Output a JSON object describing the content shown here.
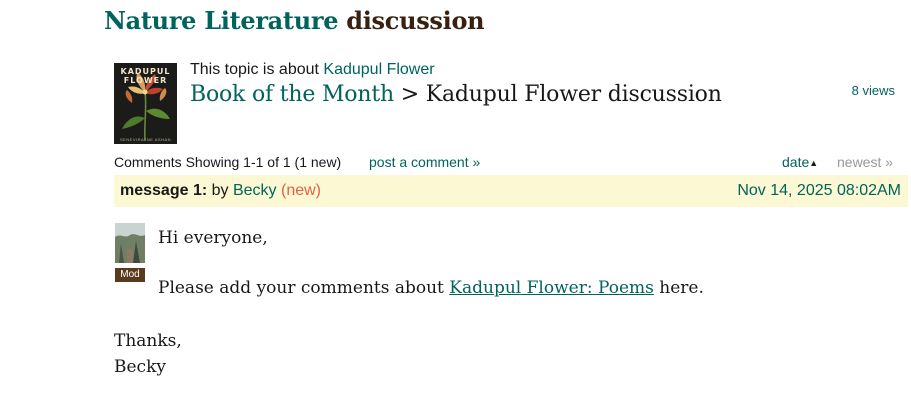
{
  "page": {
    "group_name": "Nature Literature",
    "title_suffix": " discussion"
  },
  "topic": {
    "about_prefix": "This topic is about ",
    "about_book": "Kadupul Flower",
    "breadcrumb_folder": "Book of the Month",
    "breadcrumb_sep": " > ",
    "breadcrumb_current": "Kadupul Flower discussion",
    "views": "8 views"
  },
  "cover": {
    "title_line1": "KADUPUL",
    "title_line2": "FLOWER",
    "author": "SENEVIRATNE ASHAN"
  },
  "comments_bar": {
    "label": "Comments Showing 1-1 of 1 (1 new)",
    "post_comment": "post a comment »",
    "sort_date": "date",
    "sort_newest": "newest »"
  },
  "message": {
    "label": "message 1:",
    "by": " by ",
    "author": "Becky",
    "new_tag": " (new)",
    "date": "Nov 14, 2025 08:02AM",
    "badge": "Mod",
    "line1": "Hi everyone,",
    "line2_prefix": "Please add your comments about ",
    "line2_link": "Kadupul Flower: Poems",
    "line2_suffix": " here.",
    "line3": "Thanks,",
    "line4": "Becky"
  }
}
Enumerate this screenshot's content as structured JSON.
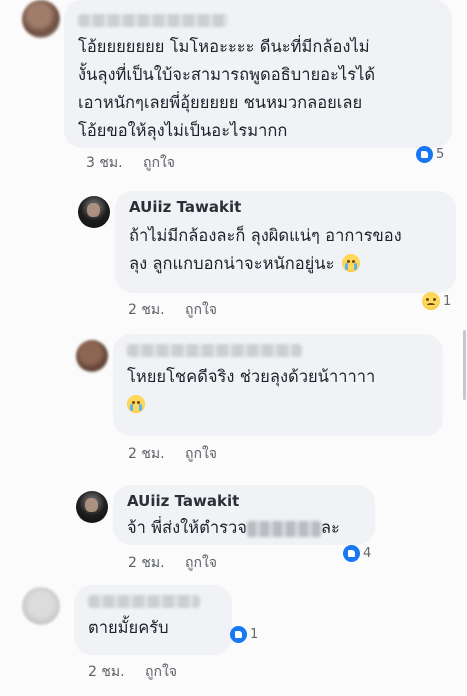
{
  "comments": [
    {
      "author_visible": false,
      "text": "โอ้ยยยยยยย โมโหอะะะะ ดีนะที่มีกล้องไม่\nงั้นลุงที่เป็นใบ้จะสามารถพูดอธิบายอะไรได้\nเอาหนักๆเลยพี่อุ้ยยยยย ชนหมวกลอยเลย\nโอ้ยขอให้ลุงไม่เป็นอะไรมากก",
      "time": "3 ชม.",
      "like_label": "ถูกใจ",
      "reaction": "like",
      "reaction_count": "5"
    },
    {
      "author": "AUiiz Tawakit",
      "text": "ถ้าไม่มีกล้องละก็ ลุงผิดแน่ๆ อาการของ\nลุง ลูกแกบอกน่าจะหนักอยู่นะ",
      "emoji": "crying-face",
      "time": "2 ชม.",
      "like_label": "ถูกใจ",
      "reaction": "sad",
      "reaction_count": "1"
    },
    {
      "author_visible": false,
      "text_line1": "โหยยโชคดีจริง ช่วยลุงด้วยน้าาาาา",
      "emoji": "crying-face",
      "time": "2 ชม.",
      "like_label": "ถูกใจ"
    },
    {
      "author": "AUiiz Tawakit",
      "text_before": "จ้า พี่ส่งให้ตำรวจ",
      "text_after": "ละ",
      "time": "2 ชม.",
      "like_label": "ถูกใจ",
      "reaction": "like",
      "reaction_count": "4"
    },
    {
      "author_visible": false,
      "text": "ตายมั้ยครับ",
      "time": "2 ชม.",
      "like_label": "ถูกใจ",
      "reaction": "like",
      "reaction_count": "1"
    }
  ]
}
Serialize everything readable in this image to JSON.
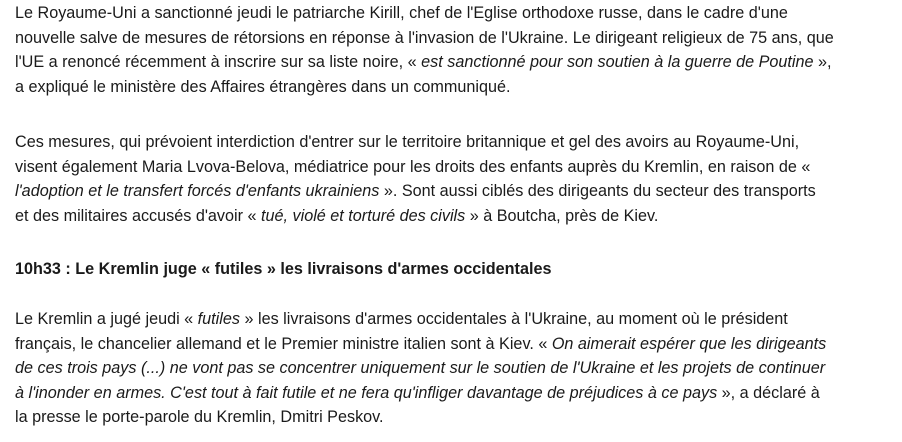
{
  "article": {
    "p1": [
      [
        "Le Royaume-Uni a sanctionné jeudi le patriarche Kirill, chef de l'Eglise orthodoxe russe, dans le cadre d'une",
        "",
        ""
      ],
      [
        "nouvelle salve de mesures de rétorsions en réponse à l'invasion de l'Ukraine. Le dirigeant religieux de 75 ans, que",
        "",
        ""
      ],
      [
        "l'UE a renoncé récemment à inscrire sur sa liste noire, « ",
        "est sanctionné pour son soutien à la guerre de Poutine",
        " »,"
      ],
      [
        "a expliqué le ministère des Affaires étrangères dans un communiqué.",
        "",
        ""
      ]
    ],
    "p2": [
      [
        "Ces mesures, qui prévoient interdiction d'entrer sur le territoire britannique et gel des avoirs au Royaume-Uni,",
        "",
        ""
      ],
      [
        "visent également Maria Lvova-Belova, médiatrice pour les droits des enfants auprès du Kremlin, en raison de «",
        "",
        ""
      ],
      [
        "",
        "l'adoption et le transfert forcés d'enfants ukrainiens",
        " ». Sont aussi ciblés des dirigeants du secteur des transports"
      ],
      [
        "et des militaires accusés d'avoir « ",
        "tué, violé et torturé des civils",
        " » à Boutcha, près de Kiev."
      ]
    ],
    "heading": "10h33 : Le Kremlin juge « futiles » les livraisons d'armes occidentales",
    "p3": [
      [
        "Le Kremlin a jugé jeudi « ",
        "futiles",
        " » les livraisons d'armes occidentales à l'Ukraine, au moment où le président"
      ],
      [
        "français, le chancelier allemand et le Premier ministre italien sont à Kiev. « ",
        "On aimerait espérer que les dirigeants",
        ""
      ],
      [
        "",
        "de ces trois pays (...) ne vont pas se concentrer uniquement sur le soutien de l'Ukraine et les projets de continuer",
        ""
      ],
      [
        "",
        "à l'inonder en armes. C'est tout à fait futile et ne fera qu'infliger davantage de préjudices à ce pays",
        " », a déclaré à"
      ],
      [
        "la presse le porte-parole du Kremlin, Dmitri Peskov.",
        "",
        ""
      ]
    ]
  }
}
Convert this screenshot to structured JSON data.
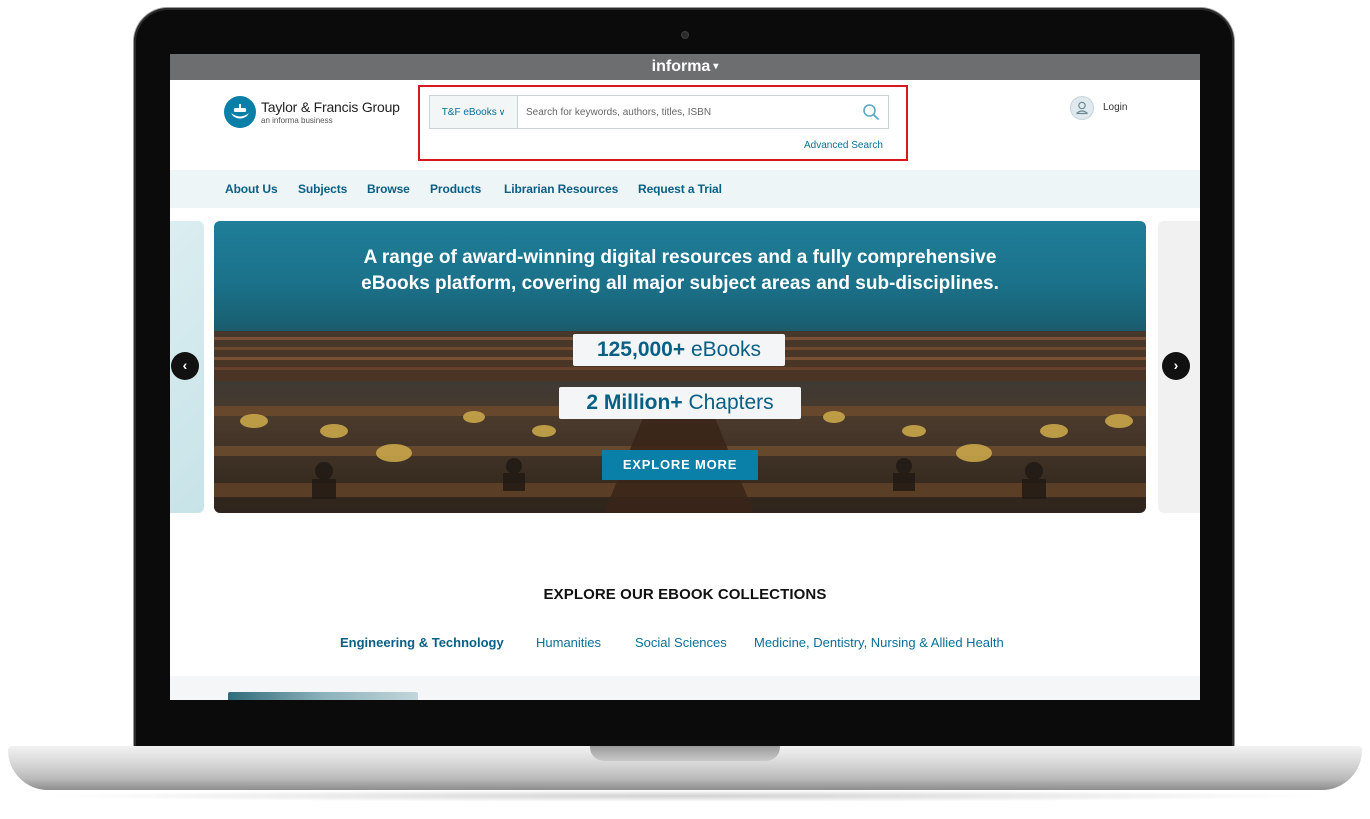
{
  "topbar": {
    "brand": "informa",
    "caret": "▾"
  },
  "header": {
    "logo_name": "Taylor & Francis Group",
    "logo_subtitle": "an informa business",
    "search": {
      "scope_label": "T&F eBooks",
      "scope_chevron": "∨",
      "placeholder": "Search for keywords, authors, titles, ISBN",
      "advanced_label": "Advanced Search"
    },
    "login_label": "Login"
  },
  "nav": {
    "items": [
      {
        "label": "About Us"
      },
      {
        "label": "Subjects"
      },
      {
        "label": "Browse"
      },
      {
        "label": "Products"
      },
      {
        "label": "Librarian Resources"
      },
      {
        "label": "Request a Trial"
      }
    ]
  },
  "hero": {
    "headline_line1": "A range of award-winning digital resources and a fully comprehensive",
    "headline_line2": "eBooks platform, covering all major subject areas and sub-disciplines.",
    "stat1_value": "125,000+",
    "stat1_label": "eBooks",
    "stat2_value": "2 Million+",
    "stat2_label": "Chapters",
    "cta_label": "EXPLORE MORE",
    "prev_glyph": "‹",
    "next_glyph": "›"
  },
  "collections": {
    "title": "EXPLORE OUR EBOOK COLLECTIONS",
    "tabs": [
      {
        "label": "Engineering & Technology",
        "active": true
      },
      {
        "label": "Humanities",
        "active": false
      },
      {
        "label": "Social Sciences",
        "active": false
      },
      {
        "label": "Medicine, Dentistry, Nursing & Allied Health",
        "active": false
      }
    ]
  },
  "colors": {
    "brand_teal": "#0a7fa8",
    "nav_text": "#0a5f84",
    "highlight_red": "#d9171e",
    "informa_bar": "#6c6e70"
  },
  "icons": {
    "search": "search-icon",
    "user": "user-icon",
    "prev": "chevron-left-icon",
    "next": "chevron-right-icon",
    "logo": "taylor-francis-logo-icon"
  }
}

## WHAT IS BEING ASKED:
Go through the entries above and pull out each line with "armes" in it.

## EXERCISE OUTPUT:
    "heading": "10h33 : Le Kremlin juge « futiles » les livraisons d'armes occidentales",
        " » les livraisons d'armes occidentales à l'Ukraine, au moment où le président"
        "à l'inonder en armes. C'est tout à fait futile et ne fera qu'infliger davantage de préjudices à ce pays",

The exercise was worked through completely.